- _Required task_
Search the material below for the word "опроса". Copy every line that has it.

-------- Given entries

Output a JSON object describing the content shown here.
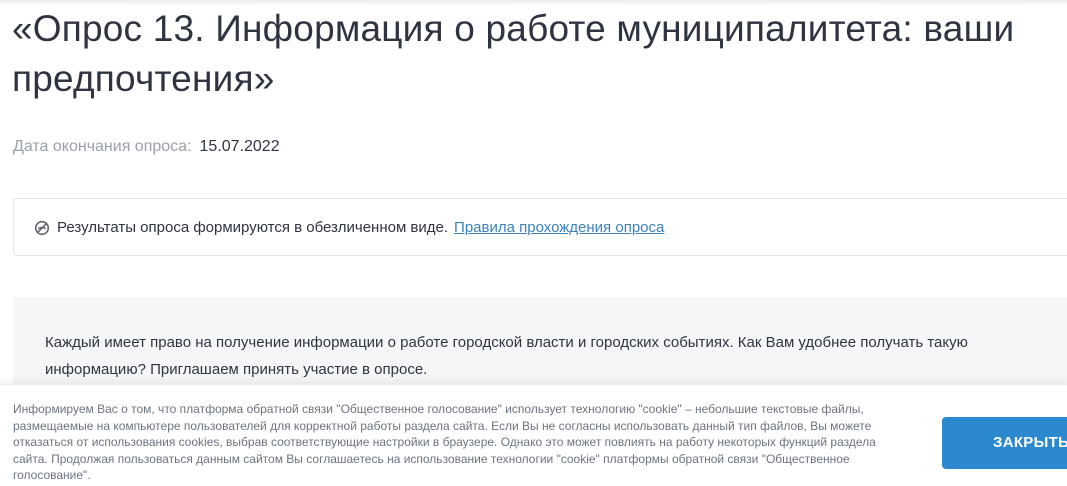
{
  "survey": {
    "title": "«Опрос 13. Информация о работе муниципалитета: ваши предпочтения»",
    "deadline_label": "Дата окончания опроса:",
    "deadline_value": "15.07.2022"
  },
  "notice": {
    "icon": "anonymous-icon",
    "text": "Результаты опроса формируются в обезличенном виде.",
    "rules_link": "Правила прохождения опроса"
  },
  "description": {
    "text": "Каждый имеет право на получение информации о работе городской власти и городских событиях. Как Вам удобнее получать такую информацию? Приглашаем принять участие в опросе."
  },
  "cookie_banner": {
    "text": "Информируем Вас о том, что платформа обратной связи \"Общественное голосование\" использует технологию \"cookie\" – небольшие текстовые файлы, размещаемые на компьютере пользователей для корректной работы раздела сайта. Если Вы не согласны использовать данный тип файлов, Вы можете отказаться от использования cookies, выбрав соответствующие настройки в браузере. Однако это может повлиять на работу некоторых функций раздела сайта. Продолжая пользоваться данным сайтом Вы соглашаетесь на использование технологии \"cookie\" платформы обратной связи \"Общественное голосование\".",
    "close_label": "ЗАКРЫТЬ"
  },
  "colors": {
    "accent": "#2d89cf",
    "link": "#3b82bd",
    "text": "#2f3441",
    "muted": "#9aa1aa"
  }
}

----------------

- _The output_
    "deadline_label": "Дата окончания опроса:",
    "text": "Результаты опроса формируются в обезличенном виде.",
    "rules_link": "Правила прохождения опроса"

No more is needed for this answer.